*Stated exercise 1:*
Can you duplicate the container leasing text between "Income from container rentals, the" and "rates of 5%.", inclusive?

[Start Text section]

Income from container rentals, the major component of total revenue, was
comparable for both periods as the effect of the decreases in the average
container fleet of 10% and average rental rates of 4% were offset by the
increase in average utilization of 11%.

The Partnership's income from operations for the years ended December 31, 1999
and 1998 was $857 and $2,393, respectively, on rental income of $8,133 and
$10,031, respectively. The decrease in rental income of $1,898, or 19%, from the
year ended December 31, 1998 to the year ended December 31, 1999 was
attributable to decreases in income from container rentals and other rental
income. Income from container rentals decreased $1,551, or 18%, primarily due to
decreases in the average container fleet of 10%, average utilization of 6% and
average rental rates of 5%.

The improvement in utilization, which began in the third quarter of 1999, was
due to improvements in demand for leased containers and in the trade balance,
primarily as a result of the improvement in certain Asian economies and a
related increase in exports out of Europe. This improvement in demand, coupled
with container lessors' efforts to sell older containers in low demand
locations, has also reduced the container surplus.

However, the trade imbalance between Asia and North America still exists, and as
a consequence, the build-up of containers, primarily on the East Coast of the
United States, persists. The Partnership has been unable to reposition a large
number of newer containers to higher demand locations in Asia, due to lack of
available vessel capacity from the United States East Coast ports.

As a result, the Partnership continues to sell some containers located in low
demand locations. The decision to sell containers is based on the current
expectation that the economic benefit of selling these containers is greater
than the estimated economic benefit of continuing to own these containers. The
majority of the containers sold during 1999 and 2000 were older containers. The
expected economic benefit of continuing to own these older containers was less
than that of newer containers primarily due to their shorter remaining marine
life, the cost to reposition containers and the shipping lines' preference for
leasing newer containers when they are available.

Once the decision had been made to sell containers, if the book value of these
containers was greater than the estimated fair value, the Partnership wrote down
the value of these specifically identified containers to their estimated fair
value, which was based on recent sales prices. Due to unanticipated declines in
container sales prices during 1999, the actual sales prices received on some
containers were lower than the estimates used for the write-down, resulting in
the Partnership incurring losses upon the sale of some of these containers.
Until demand for leased containers improves, the Partnership may incur further
write-downs and/or losses on the sale of such containers. Should the decline in
economic value of continuing to own such containers turn out to be permanent,
the Partnership may be required to increase its depreciation rate or write-down
the value on some or all of its container rental equipment.

The decline in the purchase price of new containers and the container surplus
mentioned above have resulted in the decline in rental rates in recent years.
However, as a result of the improvement in demand and increases in the purchase
price of new containers in 2000, rental rates remained stable during 2000.

[End Text section]
[Start Supplied data]

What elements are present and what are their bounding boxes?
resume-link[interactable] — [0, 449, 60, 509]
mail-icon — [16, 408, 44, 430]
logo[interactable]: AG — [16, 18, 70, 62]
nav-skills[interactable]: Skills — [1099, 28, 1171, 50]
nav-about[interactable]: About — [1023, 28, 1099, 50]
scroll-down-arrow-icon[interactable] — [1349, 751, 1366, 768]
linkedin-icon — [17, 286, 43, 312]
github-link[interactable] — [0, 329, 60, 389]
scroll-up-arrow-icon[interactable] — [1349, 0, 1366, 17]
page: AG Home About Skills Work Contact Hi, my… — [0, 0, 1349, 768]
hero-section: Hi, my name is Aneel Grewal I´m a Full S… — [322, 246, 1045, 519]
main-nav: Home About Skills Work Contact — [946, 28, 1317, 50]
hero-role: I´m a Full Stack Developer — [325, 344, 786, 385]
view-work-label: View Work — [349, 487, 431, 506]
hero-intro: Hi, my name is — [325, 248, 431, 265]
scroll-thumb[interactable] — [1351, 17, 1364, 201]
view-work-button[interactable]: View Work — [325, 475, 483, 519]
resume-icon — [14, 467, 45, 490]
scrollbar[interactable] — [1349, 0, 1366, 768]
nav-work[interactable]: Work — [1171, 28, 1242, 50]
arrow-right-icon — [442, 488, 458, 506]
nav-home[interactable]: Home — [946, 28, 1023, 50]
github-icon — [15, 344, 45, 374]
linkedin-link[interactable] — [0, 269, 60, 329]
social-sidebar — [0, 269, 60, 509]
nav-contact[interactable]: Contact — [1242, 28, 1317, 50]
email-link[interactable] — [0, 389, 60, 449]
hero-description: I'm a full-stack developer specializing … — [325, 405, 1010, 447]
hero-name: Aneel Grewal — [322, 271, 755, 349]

[End Supplied data]

*Stated exercise 2:*
Could you render every line of the rows above, the ones following the container leasing text, as a JSON list of strings, one string per line, with blank lines left out?

*Response 1:*
Income from container rentals, the major component of total revenue, was
comparable for both periods as the effect of the decreases in the average
container fleet of 10% and average rental rates of 4% were offset by the
increase in average utilization of 11%.

The Partnership's income from operations for the years ended December 31, 1999
and 1998 was $857 and $2,393, respectively, on rental income of $8,133 and
$10,031, respectively. The decrease in rental income of $1,898, or 19%, from the
year ended December 31, 1998 to the year ended December 31, 1999 was
attributable to decreases in income from container rentals and other rental
income. Income from container rentals decreased $1,551, or 18%, primarily due to
decreases in the average container fleet of 10%, average utilization of 6% and
average rental rates of 5%.

*Response 2:*
[
  "What elements are present and what are their bounding boxes?",
  "resume-link[interactable] — [0, 449, 60, 509]",
  "mail-icon — [16, 408, 44, 430]",
  "logo[interactable]: AG — [16, 18, 70, 62]",
  "nav-skills[interactable]: Skills — [1099, 28, 1171, 50]",
  "nav-about[interactable]: About — [1023, 28, 1099, 50]",
  "scroll-down-arrow-icon[interactable] — [1349, 751, 1366, 768]",
  "linkedin-icon — [17, 286, 43, 312]",
  "github-link[interactable] — [0, 329, 60, 389]",
  "scroll-up-arrow-icon[interactable] — [1349, 0, 1366, 17]",
  "page: AG Home About Skills Work Contact Hi, my… — [0, 0, 1349, 768]",
  "hero-section: Hi, my name is Aneel Grewal I´m a Full S… — [322, 246, 1045, 519]",
  "main-nav: Home About Skills Work Contact — [946, 28, 1317, 50]",
  "hero-role: I´m a Full Stack Developer — [325, 344, 786, 385]",
  "view-work-label: View Work — [349, 487, 431, 506]",
  "hero-intro: Hi, my name is — [325, 248, 431, 265]",
  "scroll-thumb[interactable] — [1351, 17, 1364, 201]",
  "view-work-button[interactable]: View Work — [325, 475, 483, 519]",
  "resume-icon — [14, 467, 45, 490]",
  "scrollbar[interactable] — [1349, 0, 1366, 768]",
  "nav-work[interactable]: Work — [1171, 28, 1242, 50]",
  "arrow-right-icon — [442, 488, 458, 506]",
  "nav-home[interactable]: Home — [946, 28, 1023, 50]",
  "github-icon — [15, 344, 45, 374]",
  "linkedin-link[interactable] — [0, 269, 60, 329]",
  "social-sidebar — [0, 269, 60, 509]",
  "nav-contact[interactable]: Contact — [1242, 28, 1317, 50]",
  "email-link[interactable] — [0, 389, 60, 449]",
  "hero-description: I'm a full-stack developer specializing … — [325, 405, 1010, 447]",
  "hero-name: Aneel Grewal — [322, 271, 755, 349]"
]